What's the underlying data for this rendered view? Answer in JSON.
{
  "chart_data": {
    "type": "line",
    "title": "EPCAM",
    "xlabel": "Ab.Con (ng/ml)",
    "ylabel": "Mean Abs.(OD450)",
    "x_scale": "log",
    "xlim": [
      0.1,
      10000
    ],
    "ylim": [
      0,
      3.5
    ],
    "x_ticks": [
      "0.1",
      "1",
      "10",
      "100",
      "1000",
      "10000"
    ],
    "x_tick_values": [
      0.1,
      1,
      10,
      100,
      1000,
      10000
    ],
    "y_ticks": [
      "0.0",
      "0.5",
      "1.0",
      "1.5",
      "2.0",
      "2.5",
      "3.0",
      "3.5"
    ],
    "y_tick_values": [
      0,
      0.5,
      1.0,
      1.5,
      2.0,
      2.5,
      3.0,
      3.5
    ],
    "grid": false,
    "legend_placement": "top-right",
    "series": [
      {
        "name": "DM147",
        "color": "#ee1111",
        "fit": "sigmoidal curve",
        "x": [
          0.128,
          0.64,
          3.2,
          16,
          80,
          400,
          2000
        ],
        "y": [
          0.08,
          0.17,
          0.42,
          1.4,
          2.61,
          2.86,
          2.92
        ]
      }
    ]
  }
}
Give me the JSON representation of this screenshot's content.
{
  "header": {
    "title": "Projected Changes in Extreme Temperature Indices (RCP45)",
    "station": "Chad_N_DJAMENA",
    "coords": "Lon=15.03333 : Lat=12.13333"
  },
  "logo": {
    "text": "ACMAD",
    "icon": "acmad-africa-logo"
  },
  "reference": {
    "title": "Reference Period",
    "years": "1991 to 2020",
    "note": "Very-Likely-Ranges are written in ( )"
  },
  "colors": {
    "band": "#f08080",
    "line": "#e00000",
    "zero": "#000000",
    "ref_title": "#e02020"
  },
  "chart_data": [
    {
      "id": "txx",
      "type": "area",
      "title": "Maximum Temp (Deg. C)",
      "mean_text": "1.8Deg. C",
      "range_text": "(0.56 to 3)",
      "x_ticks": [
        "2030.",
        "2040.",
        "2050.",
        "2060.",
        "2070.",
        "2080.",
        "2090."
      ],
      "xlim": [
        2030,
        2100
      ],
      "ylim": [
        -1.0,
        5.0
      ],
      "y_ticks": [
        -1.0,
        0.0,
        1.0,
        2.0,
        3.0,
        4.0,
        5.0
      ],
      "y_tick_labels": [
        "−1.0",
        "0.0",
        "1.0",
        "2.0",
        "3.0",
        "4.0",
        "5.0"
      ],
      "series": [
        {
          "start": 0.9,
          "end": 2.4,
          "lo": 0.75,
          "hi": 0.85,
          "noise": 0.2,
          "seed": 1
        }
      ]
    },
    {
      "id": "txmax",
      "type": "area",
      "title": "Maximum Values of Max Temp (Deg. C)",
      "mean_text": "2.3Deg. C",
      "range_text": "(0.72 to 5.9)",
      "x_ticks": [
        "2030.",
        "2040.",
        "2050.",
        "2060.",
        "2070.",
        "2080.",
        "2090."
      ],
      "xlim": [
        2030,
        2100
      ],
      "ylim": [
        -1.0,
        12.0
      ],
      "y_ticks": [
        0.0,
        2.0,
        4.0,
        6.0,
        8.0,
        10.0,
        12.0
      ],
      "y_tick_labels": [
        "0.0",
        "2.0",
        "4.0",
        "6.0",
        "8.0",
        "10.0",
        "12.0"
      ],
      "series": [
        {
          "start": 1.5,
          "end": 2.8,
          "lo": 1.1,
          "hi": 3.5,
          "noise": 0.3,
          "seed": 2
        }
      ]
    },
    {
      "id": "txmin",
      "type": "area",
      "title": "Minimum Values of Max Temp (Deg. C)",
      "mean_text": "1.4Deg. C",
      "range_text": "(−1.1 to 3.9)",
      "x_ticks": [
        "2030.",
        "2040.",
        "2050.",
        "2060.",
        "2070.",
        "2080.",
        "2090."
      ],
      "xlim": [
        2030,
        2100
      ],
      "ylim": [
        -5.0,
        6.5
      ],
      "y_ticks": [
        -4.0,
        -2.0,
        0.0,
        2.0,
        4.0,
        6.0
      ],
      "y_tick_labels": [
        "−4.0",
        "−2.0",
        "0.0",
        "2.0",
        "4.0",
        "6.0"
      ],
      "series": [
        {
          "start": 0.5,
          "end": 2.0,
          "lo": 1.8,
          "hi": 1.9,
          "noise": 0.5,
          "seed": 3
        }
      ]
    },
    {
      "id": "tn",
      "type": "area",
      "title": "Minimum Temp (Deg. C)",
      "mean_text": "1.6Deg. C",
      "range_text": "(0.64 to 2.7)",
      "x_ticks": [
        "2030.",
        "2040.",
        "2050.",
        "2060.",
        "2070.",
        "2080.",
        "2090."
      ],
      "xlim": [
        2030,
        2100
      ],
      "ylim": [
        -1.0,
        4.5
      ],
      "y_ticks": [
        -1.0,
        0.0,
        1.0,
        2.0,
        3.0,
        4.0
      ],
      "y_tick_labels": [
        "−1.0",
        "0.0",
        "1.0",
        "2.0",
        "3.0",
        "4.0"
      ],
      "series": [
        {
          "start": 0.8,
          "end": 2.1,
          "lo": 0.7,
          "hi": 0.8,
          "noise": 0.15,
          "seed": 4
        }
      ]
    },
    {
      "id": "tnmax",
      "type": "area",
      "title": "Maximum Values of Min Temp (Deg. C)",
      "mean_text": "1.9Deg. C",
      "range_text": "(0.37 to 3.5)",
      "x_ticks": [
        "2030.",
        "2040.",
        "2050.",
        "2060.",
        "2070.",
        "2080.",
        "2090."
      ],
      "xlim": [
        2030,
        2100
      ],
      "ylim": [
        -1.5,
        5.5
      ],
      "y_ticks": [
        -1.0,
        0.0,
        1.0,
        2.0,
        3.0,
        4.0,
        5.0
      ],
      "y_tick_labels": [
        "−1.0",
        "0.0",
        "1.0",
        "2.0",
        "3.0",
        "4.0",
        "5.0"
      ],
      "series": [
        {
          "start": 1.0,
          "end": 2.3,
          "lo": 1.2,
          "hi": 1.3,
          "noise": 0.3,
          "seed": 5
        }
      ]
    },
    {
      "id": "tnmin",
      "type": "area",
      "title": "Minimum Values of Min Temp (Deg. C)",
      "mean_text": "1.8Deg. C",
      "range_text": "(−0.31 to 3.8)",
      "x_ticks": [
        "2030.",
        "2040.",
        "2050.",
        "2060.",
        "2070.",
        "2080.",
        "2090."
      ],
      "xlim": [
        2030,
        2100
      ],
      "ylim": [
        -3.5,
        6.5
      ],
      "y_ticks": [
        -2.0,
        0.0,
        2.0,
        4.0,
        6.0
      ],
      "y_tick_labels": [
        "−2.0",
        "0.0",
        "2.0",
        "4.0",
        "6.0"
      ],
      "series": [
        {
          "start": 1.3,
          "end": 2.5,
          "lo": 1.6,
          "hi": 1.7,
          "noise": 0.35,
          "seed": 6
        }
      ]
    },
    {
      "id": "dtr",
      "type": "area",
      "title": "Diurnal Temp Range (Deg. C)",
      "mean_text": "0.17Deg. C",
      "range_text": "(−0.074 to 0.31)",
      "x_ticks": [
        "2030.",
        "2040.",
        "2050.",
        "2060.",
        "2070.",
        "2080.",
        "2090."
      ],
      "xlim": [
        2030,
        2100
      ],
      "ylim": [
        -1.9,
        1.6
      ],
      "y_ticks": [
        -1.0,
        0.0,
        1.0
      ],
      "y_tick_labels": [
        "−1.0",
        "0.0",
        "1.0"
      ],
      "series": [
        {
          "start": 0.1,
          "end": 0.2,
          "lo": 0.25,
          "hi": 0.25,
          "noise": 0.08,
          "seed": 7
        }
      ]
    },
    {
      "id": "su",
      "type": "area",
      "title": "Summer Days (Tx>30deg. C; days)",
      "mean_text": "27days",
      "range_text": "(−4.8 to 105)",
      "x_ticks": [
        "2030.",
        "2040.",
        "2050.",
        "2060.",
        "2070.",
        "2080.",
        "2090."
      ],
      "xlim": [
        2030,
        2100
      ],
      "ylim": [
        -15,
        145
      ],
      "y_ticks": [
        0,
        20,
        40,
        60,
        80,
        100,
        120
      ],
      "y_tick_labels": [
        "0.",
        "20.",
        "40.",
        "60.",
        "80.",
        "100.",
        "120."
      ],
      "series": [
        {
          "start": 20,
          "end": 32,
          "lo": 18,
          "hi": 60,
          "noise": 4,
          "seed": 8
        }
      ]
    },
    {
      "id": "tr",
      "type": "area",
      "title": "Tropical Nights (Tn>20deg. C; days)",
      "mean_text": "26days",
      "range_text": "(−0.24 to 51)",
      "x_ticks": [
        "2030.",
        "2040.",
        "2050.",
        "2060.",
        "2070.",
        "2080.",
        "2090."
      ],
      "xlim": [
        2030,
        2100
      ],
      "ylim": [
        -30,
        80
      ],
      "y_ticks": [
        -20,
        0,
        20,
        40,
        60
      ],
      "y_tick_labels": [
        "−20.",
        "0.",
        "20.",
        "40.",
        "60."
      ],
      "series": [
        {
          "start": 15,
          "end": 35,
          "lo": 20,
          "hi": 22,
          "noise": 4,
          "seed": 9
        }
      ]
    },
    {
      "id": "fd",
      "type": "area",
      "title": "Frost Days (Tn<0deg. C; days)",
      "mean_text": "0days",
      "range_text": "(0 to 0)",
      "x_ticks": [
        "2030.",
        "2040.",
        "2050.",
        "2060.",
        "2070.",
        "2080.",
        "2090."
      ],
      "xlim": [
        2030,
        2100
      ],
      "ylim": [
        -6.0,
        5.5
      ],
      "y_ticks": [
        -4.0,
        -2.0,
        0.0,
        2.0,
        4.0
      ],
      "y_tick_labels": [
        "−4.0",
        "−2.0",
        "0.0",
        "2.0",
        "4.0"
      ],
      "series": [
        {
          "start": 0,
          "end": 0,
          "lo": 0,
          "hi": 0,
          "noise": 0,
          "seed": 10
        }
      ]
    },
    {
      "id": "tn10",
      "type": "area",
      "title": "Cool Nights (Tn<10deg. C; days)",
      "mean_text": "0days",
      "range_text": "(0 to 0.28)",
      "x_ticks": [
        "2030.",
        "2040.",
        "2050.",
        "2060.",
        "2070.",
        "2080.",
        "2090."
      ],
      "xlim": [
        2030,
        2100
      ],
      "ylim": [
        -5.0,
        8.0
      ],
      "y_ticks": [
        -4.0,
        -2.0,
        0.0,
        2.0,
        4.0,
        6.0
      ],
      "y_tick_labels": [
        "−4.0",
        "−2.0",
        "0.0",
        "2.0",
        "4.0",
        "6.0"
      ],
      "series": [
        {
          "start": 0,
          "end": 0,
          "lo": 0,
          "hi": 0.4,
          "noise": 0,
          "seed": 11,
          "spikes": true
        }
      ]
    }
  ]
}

→ Written problem
Scan the material above for the string "start" and report each line where you find it.

→ Correct result
          "start": 0.9,
          "start": 1.5,
          "start": 0.5,
          "start": 0.8,
          "start": 1.0,
          "start": 1.3,
          "start": 0.1,
          "start": 20,
          "start": 15,
          "start": 0,
          "start": 0,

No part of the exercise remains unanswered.